▶ TO DO:
A) Output the stretch of the Java duplicate-names thread from "I'm developing in" through "no duplicate names.", copied word for word.
B) Return, unchanged and line for line, the stretch of the entries from their first line through the line that contains "x-axis-max-label: 40.0% [1351,834,1394,851]".

▶ PAGE TEXT:
________

2

I'm developing in Java, I have the following string:

String duplicates = "Smith, John - Smith, John - Smith, John – Wilson, Peter";

I need to get a new string with no duplicate names.

unique = "Smith, John – Wilson, Peter";

I thought I could use

String unique[] = duplicates.split("-");

Problem with splitting hyphens with commas is that now I have all commas

Smith, John, Smith, John, Smith, John, Wilson, Peter

Any help will be greatly appreciated

Nowhere Man
  • 19,170
  • 9
  • 17
  • 42
Guisselle
  • 23
  • 2
  • 1
    I think you need to split on a comma rather that dash? – pafau k. Jun 15 '20 at 15:37
  • Yeah, I know what you mean however, is there a way to work around with hyphens? – Guisselle Jun 15 '20 at 15:43
  • 1
    Aren't the names the full "Smith, John"? in which case you are getting the right names by doing split('-') ? – Jose Cifuentes Jun 15 '20 at 15:45
  • For example, the following will print the unique names: `String str = "Smith, John - Smith, John - Smith, John - Wilson, Peter";` `Arrays.stream(str.split("-")).map(s->s.trim()).distinct().forEach(System.out::println);` – Jose Cifuentes Jun 15 '20 at 15:51
  • Does this answer your question? [How can I eliminate duplicate words from String in Java?](https://stackoverflow.com/questions/42770863/how-can-i-eliminate-duplicate-words-from-string-in-java) – Arvind Kumar Avinash Jun 24 '20 at 12:12
  • Does this answer your question? [Remove duplicate values from a string in java](https://stackoverflow.com/questions/6790689/remove-duplicate-values-from-a-string-in-java)? – Arvind Kumar Avinash Jun 24 '20 at 12:13

1 Answers1

6

You can use distinct() operation of stream

Arrays.stream(duplicates.split("\\s+(-|–|‒|–|—|―)+\\s+")) // split by different types of dashes surrounded by whitespaces
      .distinct()        // get rid of duplicates
      .collect(Collectors.toList())
      .forEach(System.out::println); // print each entry

Output:

Smith, John
Wilson, Peter

Or use Collectors.joining to get a string without duplicates:

String duplicates = "Smith, John -- Smith, John - Smith, John – Wilson, Peter ‒ Yves Saint-Laurent ― George Henry Lane-Fox Pitt-Rivers";

String noDuplicates = Arrays.stream(duplicates.split("\\s+(-|–|‒|–|—|―)+\\s+"))

________

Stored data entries

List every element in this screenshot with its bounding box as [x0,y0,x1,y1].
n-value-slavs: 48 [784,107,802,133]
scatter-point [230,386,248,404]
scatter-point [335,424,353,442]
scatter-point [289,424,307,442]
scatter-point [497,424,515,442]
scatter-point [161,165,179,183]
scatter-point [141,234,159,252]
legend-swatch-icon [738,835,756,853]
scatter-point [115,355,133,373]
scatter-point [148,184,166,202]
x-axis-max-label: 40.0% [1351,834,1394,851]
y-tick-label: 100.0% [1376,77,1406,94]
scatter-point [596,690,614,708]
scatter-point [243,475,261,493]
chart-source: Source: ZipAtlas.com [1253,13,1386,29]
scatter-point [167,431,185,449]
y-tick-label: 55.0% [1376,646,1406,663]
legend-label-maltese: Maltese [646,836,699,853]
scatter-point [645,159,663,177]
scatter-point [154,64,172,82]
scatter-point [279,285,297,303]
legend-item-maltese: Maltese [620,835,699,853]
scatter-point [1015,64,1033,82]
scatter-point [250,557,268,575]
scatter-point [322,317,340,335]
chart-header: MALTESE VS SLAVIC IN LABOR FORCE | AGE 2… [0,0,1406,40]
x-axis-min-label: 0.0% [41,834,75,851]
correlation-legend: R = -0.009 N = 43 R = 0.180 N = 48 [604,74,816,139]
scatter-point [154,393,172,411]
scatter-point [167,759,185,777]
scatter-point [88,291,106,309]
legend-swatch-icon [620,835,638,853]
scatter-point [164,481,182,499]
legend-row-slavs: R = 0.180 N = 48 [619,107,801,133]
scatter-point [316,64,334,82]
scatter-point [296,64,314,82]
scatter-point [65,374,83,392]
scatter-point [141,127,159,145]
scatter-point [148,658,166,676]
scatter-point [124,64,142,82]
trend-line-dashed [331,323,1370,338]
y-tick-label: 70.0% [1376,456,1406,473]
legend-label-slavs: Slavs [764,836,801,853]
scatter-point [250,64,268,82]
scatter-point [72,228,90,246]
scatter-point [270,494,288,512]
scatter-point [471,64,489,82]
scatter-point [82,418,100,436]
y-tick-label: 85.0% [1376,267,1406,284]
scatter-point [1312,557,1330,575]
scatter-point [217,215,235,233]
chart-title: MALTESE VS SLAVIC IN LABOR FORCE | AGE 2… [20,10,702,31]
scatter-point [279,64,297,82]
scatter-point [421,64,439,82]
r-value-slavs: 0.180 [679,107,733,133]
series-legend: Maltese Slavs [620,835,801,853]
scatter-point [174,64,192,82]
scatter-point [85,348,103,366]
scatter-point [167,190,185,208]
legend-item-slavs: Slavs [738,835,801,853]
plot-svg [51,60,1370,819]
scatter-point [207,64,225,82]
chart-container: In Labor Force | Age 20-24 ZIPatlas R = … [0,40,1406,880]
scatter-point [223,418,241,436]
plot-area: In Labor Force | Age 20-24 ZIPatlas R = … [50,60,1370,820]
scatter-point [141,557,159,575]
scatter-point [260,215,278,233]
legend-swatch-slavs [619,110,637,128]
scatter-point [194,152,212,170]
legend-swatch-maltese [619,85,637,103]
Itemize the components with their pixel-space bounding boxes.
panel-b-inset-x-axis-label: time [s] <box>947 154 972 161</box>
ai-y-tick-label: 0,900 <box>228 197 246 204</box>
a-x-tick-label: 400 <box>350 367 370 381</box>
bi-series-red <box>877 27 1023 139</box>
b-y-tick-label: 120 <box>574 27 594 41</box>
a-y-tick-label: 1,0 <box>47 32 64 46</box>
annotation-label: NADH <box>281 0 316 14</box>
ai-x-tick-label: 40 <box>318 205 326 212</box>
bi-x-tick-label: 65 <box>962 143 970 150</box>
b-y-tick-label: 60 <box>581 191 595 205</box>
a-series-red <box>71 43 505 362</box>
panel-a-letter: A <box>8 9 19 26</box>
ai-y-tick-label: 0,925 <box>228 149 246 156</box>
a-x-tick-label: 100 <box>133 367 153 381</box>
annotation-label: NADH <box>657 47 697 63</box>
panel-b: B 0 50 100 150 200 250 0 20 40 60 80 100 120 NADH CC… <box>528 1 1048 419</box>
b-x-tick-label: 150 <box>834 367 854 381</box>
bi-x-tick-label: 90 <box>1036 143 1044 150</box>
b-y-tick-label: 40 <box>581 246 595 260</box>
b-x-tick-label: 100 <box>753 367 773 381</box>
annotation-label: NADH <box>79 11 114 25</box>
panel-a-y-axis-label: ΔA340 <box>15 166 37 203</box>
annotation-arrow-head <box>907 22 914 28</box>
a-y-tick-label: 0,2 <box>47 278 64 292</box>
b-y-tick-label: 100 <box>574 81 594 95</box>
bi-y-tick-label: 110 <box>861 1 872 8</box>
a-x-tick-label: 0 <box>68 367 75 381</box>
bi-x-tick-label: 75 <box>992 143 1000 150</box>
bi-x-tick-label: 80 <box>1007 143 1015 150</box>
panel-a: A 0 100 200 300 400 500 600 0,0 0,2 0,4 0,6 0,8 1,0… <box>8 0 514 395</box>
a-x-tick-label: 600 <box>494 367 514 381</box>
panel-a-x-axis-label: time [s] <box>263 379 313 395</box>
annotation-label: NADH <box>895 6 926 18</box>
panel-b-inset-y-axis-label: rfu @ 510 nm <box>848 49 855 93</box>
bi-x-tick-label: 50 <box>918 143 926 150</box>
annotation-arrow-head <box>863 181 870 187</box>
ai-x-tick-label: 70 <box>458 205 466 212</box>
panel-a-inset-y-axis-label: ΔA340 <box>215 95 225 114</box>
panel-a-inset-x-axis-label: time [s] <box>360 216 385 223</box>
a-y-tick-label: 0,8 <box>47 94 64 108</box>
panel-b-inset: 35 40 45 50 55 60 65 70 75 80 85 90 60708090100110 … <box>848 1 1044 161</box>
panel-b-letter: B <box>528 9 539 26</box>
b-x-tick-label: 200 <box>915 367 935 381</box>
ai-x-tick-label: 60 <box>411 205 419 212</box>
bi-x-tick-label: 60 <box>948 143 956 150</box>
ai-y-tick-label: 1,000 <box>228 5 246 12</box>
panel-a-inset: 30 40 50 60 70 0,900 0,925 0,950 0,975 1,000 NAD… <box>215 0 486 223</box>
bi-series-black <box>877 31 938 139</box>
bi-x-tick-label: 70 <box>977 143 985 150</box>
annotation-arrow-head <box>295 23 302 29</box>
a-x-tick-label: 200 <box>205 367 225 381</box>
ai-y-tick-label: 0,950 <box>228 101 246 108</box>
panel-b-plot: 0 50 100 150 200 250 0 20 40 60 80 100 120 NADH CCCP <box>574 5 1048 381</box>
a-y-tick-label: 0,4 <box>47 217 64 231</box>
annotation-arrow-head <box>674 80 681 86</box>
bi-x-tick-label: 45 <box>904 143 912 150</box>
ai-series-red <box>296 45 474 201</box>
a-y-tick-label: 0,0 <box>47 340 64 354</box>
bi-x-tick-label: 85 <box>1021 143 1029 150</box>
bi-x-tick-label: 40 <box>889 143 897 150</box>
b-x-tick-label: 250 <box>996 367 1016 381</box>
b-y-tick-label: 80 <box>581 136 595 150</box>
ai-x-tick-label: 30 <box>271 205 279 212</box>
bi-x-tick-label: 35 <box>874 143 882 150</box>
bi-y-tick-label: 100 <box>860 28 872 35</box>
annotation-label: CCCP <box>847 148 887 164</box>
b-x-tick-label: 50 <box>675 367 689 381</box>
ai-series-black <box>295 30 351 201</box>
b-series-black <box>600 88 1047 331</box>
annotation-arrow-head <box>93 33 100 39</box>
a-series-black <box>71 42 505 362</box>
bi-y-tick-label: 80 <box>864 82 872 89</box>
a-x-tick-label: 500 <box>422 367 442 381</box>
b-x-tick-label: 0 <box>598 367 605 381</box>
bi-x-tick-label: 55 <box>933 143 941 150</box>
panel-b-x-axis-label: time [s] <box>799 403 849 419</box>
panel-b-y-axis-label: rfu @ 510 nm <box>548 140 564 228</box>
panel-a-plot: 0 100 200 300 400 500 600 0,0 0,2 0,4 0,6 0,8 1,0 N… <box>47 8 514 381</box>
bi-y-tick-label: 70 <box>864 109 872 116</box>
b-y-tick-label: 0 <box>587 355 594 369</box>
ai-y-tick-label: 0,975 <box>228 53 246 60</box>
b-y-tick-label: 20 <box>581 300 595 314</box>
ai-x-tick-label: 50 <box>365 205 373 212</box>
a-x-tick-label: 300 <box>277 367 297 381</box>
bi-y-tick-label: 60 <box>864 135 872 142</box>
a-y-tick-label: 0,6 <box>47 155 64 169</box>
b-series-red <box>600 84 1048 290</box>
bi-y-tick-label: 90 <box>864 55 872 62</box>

________

▶ RESPONSES TO THE TASKS:
A)
I'm developing in Java, I have the following string:

String duplicates = "Smith, John - Smith, John - Smith, John – Wilson, Peter";

I need to get a new string with no duplicate names.

B)
List every element in this screenshot with its bounding box as [x0,y0,x1,y1].
n-value-slavs: 48 [784,107,802,133]
scatter-point [230,386,248,404]
scatter-point [335,424,353,442]
scatter-point [289,424,307,442]
scatter-point [497,424,515,442]
scatter-point [161,165,179,183]
scatter-point [141,234,159,252]
legend-swatch-icon [738,835,756,853]
scatter-point [115,355,133,373]
scatter-point [148,184,166,202]
x-axis-max-label: 40.0% [1351,834,1394,851]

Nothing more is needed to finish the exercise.